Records
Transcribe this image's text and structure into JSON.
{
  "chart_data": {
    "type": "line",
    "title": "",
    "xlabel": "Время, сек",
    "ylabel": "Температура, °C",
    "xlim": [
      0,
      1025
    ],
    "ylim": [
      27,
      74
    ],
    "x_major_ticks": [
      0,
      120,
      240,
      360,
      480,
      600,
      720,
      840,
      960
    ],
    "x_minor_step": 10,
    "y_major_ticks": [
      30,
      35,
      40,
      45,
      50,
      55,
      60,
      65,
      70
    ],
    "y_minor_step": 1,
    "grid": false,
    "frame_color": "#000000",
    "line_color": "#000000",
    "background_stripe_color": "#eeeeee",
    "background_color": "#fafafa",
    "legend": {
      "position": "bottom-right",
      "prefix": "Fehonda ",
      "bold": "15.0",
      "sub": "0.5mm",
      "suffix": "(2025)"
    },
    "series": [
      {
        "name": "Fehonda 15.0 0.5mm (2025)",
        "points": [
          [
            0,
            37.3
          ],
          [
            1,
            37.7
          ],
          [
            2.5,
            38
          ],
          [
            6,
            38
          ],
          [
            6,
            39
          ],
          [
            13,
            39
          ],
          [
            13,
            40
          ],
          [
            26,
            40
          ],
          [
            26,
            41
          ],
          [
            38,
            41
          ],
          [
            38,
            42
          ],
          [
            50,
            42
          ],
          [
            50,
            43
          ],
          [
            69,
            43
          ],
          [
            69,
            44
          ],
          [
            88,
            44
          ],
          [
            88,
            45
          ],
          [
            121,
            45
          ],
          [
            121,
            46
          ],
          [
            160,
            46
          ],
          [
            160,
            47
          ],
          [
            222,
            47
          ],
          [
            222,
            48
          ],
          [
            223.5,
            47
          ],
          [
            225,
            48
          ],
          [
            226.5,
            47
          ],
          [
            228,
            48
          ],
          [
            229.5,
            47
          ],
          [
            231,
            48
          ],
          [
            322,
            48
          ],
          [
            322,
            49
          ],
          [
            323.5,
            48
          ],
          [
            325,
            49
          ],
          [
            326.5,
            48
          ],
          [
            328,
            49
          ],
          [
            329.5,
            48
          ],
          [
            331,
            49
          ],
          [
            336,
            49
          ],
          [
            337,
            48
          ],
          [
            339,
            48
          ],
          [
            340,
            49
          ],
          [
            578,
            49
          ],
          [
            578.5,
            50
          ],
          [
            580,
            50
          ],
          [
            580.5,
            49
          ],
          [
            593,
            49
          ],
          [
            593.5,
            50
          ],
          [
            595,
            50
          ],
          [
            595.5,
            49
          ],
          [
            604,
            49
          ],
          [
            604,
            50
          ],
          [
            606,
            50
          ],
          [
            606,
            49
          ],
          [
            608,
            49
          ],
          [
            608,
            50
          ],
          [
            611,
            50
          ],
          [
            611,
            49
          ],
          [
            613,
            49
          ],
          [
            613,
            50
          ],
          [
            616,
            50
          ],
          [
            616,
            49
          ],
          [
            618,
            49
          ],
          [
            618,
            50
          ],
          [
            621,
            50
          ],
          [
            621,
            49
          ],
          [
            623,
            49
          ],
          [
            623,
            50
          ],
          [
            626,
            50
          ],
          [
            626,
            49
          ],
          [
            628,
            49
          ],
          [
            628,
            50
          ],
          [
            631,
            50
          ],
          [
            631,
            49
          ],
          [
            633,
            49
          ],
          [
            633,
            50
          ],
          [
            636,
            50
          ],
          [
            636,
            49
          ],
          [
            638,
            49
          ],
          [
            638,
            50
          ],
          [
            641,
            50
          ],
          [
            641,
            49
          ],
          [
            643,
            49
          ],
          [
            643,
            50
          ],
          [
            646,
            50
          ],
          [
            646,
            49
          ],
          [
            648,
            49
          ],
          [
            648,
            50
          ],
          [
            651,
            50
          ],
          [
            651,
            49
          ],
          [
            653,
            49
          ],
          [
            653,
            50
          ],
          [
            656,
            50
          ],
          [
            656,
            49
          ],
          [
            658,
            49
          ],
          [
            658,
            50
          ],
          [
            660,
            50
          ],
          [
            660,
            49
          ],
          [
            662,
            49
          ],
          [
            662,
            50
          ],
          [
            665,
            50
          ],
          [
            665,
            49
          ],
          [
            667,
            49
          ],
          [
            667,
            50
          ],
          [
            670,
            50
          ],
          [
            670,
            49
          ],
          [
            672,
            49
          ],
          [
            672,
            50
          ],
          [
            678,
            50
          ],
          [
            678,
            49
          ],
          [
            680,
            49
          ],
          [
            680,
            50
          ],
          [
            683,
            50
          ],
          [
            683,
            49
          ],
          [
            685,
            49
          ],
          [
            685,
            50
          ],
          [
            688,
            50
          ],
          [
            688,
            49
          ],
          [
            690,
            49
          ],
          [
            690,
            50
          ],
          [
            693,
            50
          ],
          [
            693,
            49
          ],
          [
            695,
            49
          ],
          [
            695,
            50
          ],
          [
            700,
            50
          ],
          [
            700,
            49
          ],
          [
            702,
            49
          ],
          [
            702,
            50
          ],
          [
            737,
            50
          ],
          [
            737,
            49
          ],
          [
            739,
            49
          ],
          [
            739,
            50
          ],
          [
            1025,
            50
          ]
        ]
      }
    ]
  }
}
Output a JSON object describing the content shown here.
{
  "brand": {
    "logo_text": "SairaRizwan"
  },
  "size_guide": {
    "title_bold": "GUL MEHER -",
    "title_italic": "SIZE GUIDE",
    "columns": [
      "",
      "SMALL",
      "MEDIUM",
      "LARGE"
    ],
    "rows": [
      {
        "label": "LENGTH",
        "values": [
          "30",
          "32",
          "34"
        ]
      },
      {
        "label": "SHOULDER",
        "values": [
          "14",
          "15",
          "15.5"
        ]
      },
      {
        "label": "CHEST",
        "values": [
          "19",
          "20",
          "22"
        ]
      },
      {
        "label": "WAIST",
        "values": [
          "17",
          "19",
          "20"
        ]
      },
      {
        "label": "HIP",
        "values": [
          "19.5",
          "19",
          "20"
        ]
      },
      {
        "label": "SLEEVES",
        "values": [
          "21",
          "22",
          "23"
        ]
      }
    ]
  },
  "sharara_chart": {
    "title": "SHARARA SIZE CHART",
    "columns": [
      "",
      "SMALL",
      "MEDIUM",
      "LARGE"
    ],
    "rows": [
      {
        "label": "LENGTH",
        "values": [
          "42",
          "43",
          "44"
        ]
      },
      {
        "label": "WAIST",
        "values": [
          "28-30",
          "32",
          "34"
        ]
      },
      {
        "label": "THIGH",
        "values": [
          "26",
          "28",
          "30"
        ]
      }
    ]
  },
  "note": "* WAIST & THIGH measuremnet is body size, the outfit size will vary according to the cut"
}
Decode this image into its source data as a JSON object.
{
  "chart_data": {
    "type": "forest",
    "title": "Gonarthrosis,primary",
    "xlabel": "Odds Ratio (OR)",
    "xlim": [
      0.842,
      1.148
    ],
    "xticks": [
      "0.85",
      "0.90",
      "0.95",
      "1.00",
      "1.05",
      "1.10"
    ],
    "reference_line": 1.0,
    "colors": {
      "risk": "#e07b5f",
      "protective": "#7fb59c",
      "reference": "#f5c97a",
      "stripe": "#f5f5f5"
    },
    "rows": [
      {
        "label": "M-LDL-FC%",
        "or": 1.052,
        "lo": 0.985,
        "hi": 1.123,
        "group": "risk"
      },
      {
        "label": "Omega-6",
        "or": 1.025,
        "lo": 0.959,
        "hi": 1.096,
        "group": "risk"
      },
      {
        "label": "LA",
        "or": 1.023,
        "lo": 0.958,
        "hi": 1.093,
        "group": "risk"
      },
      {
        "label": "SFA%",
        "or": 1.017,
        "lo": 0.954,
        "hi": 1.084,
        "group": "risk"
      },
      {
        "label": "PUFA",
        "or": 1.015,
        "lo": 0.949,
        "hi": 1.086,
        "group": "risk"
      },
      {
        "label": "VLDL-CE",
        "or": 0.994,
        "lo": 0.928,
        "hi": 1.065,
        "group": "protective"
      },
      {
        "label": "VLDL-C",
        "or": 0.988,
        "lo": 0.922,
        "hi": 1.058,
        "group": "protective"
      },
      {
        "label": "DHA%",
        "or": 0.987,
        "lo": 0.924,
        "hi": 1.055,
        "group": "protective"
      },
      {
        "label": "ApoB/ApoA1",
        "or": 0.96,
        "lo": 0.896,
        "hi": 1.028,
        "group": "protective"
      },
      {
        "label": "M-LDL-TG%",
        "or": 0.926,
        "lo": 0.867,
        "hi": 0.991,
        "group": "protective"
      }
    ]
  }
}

• Exercise details
Pull out all lines containing the word "xlabel" from the entries above.

• Task response
    "xlabel": "Время, сек",
    "xlabel": "Odds Ratio (OR)",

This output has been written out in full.